>> Begin DATA

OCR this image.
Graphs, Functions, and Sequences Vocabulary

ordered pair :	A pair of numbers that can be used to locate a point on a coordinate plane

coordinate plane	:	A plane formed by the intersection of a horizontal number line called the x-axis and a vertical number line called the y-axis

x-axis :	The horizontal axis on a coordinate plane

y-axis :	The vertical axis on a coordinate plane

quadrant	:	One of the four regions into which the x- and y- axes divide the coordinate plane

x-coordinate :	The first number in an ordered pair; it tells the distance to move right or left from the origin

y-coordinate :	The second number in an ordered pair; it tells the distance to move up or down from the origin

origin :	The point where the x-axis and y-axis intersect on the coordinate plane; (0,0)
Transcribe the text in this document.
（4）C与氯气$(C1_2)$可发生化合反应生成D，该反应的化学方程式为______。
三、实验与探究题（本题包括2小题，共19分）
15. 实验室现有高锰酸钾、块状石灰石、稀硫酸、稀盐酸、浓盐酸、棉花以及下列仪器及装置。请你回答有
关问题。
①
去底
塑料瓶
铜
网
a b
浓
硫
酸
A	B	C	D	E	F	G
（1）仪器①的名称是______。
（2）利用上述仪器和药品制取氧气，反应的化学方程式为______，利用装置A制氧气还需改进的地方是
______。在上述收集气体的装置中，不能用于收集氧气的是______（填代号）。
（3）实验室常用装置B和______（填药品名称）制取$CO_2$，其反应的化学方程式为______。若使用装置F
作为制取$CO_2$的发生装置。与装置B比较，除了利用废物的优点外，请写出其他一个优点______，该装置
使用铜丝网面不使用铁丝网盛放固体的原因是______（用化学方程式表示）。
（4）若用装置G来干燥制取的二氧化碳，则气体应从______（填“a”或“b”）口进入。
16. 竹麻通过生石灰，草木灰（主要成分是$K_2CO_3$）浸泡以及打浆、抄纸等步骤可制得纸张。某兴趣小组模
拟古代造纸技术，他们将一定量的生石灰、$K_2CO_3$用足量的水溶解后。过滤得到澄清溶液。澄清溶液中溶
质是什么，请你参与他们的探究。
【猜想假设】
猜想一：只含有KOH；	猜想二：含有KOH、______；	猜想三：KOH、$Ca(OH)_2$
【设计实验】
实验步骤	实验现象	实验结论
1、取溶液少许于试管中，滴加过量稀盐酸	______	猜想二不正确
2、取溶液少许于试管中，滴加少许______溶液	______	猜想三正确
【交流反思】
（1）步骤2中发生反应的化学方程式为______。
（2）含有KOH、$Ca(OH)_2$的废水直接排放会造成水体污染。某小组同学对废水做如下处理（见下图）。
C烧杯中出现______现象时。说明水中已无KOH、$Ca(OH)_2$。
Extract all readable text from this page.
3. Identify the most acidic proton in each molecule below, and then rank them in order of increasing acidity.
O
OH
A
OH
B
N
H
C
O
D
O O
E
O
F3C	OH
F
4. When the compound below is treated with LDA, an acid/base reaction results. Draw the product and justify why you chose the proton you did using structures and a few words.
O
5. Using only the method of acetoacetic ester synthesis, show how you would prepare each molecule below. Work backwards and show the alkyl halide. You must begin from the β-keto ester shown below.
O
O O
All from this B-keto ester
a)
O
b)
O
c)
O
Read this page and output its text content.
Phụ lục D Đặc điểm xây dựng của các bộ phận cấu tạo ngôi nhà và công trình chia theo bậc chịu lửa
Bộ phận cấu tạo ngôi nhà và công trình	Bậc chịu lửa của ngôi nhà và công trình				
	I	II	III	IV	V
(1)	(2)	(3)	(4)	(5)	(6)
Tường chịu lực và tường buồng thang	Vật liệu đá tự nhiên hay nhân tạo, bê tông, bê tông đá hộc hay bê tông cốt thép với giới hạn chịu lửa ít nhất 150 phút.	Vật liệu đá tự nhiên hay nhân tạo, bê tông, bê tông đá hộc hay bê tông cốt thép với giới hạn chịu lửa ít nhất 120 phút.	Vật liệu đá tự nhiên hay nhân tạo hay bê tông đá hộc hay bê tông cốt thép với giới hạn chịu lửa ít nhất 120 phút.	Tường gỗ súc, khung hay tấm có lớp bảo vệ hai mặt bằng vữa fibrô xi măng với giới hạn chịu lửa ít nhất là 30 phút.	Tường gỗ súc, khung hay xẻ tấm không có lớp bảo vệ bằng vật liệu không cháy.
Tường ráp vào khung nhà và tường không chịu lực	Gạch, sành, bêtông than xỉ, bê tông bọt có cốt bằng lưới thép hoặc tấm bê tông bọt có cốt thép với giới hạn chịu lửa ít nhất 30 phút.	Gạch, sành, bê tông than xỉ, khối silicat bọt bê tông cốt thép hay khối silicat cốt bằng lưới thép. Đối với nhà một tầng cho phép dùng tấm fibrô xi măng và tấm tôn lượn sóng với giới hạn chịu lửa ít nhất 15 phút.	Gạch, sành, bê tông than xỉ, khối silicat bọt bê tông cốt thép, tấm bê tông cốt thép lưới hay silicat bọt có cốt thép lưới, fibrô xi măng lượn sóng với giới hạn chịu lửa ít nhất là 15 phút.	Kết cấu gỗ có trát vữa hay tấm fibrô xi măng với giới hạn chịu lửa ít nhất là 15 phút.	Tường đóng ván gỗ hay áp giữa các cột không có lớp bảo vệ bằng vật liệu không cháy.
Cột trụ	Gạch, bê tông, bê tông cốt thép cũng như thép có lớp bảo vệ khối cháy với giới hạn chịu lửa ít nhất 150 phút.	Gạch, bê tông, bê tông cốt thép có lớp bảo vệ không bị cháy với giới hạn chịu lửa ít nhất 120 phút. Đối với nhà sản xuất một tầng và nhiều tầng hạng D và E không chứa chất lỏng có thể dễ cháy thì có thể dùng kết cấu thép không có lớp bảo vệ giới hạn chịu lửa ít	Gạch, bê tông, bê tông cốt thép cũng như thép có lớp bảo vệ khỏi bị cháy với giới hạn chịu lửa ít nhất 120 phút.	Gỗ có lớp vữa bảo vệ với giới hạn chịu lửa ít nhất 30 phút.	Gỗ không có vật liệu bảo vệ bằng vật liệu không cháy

>> End DATA

> _WHAT THE TASK REQUIRES_
Select and copy every line of the listing with the word "ngôi".

> _OUTPUT BELOW_
Phụ lục D Đặc điểm xây dựng của các bộ phận cấu tạo ngôi nhà và công trình chia theo bậc chịu lửa
Bộ phận cấu tạo ngôi nhà và công trình	Bậc chịu lửa của ngôi nhà và công trình				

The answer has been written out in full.